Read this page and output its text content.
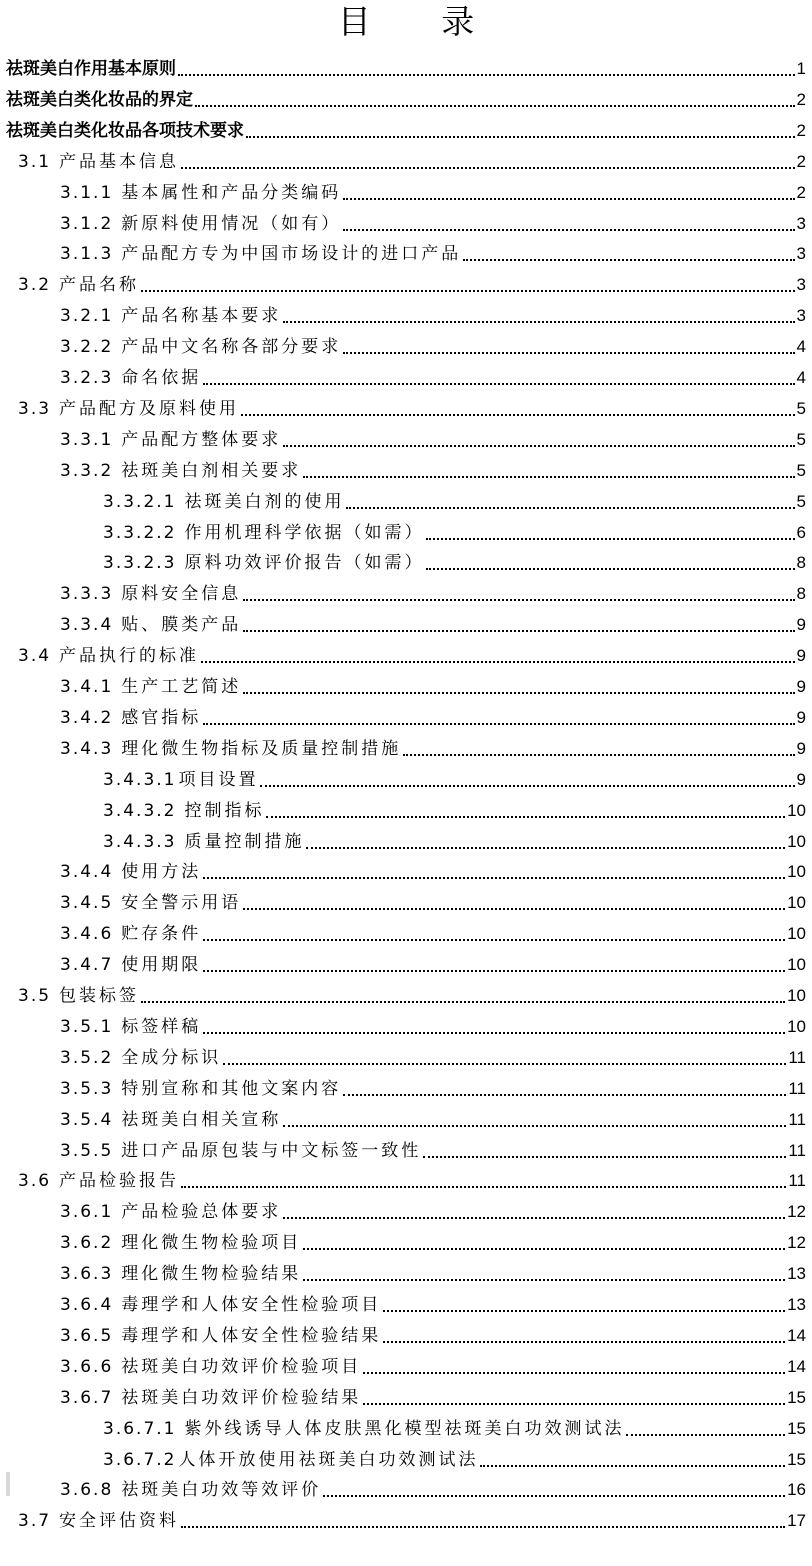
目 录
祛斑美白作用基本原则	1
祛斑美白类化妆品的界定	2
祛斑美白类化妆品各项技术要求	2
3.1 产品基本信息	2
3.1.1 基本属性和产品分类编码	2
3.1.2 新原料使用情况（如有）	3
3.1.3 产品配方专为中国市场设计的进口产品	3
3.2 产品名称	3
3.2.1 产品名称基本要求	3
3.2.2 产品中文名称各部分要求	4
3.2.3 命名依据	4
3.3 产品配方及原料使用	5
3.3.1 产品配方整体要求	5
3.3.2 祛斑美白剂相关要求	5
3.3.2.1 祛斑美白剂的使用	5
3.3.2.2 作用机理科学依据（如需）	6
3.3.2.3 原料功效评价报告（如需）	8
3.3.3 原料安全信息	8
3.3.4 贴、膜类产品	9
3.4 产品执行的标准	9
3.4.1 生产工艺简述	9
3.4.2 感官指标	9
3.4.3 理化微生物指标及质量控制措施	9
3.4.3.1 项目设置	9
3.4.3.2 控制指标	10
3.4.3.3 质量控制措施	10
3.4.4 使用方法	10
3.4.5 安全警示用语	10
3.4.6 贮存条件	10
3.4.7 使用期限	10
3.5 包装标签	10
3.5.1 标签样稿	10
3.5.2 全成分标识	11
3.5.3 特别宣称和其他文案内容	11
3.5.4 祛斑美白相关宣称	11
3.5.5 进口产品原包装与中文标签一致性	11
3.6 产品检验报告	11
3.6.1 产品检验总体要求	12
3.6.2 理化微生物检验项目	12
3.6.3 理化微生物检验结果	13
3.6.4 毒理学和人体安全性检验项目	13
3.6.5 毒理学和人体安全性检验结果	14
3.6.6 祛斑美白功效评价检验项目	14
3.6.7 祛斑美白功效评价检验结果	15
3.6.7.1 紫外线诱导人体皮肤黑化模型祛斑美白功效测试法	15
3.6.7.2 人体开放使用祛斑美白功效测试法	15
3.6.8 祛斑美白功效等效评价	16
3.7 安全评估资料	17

※ ※ ※

All of the lines above should be printed exactly, minus the pictures.

Read this page and output its text content.
目 录
祛斑美白作用基本原则	1
祛斑美白类化妆品的界定	2
祛斑美白类化妆品各项技术要求	2
3.1 产品基本信息	2
3.1.1 基本属性和产品分类编码	2
3.1.2 新原料使用情况（如有）	3
3.1.3 产品配方专为中国市场设计的进口产品	3
3.2 产品名称	3
3.2.1 产品名称基本要求	3
3.2.2 产品中文名称各部分要求	4
3.2.3 命名依据	4
3.3 产品配方及原料使用	5
3.3.1 产品配方整体要求	5
3.3.2 祛斑美白剂相关要求	5
3.3.2.1 祛斑美白剂的使用	5
3.3.2.2 作用机理科学依据（如需）	6
3.3.2.3 原料功效评价报告（如需）	8
3.3.3 原料安全信息	8
3.3.4 贴、膜类产品	9
3.4 产品执行的标准	9
3.4.1 生产工艺简述	9
3.4.2 感官指标	9
3.4.3 理化微生物指标及质量控制措施	9
3.4.3.1 项目设置	9
3.4.3.2 控制指标	10
3.4.3.3 质量控制措施	10
3.4.4 使用方法	10
3.4.5 安全警示用语	10
3.4.6 贮存条件	10
3.4.7 使用期限	10
3.5 包装标签	10
3.5.1 标签样稿	10
3.5.2 全成分标识	11
3.5.3 特别宣称和其他文案内容	11
3.5.4 祛斑美白相关宣称	11
3.5.5 进口产品原包装与中文标签一致性	11
3.6 产品检验报告	11
3.6.1 产品检验总体要求	12
3.6.2 理化微生物检验项目	12
3.6.3 理化微生物检验结果	13
3.6.4 毒理学和人体安全性检验项目	13
3.6.5 毒理学和人体安全性检验结果	14
3.6.6 祛斑美白功效评价检验项目	14
3.6.7 祛斑美白功效评价检验结果	15
3.6.7.1 紫外线诱导人体皮肤黑化模型祛斑美白功效测试法	15
3.6.7.2 人体开放使用祛斑美白功效测试法	15
3.6.8 祛斑美白功效等效评价	16
3.7 安全评估资料	17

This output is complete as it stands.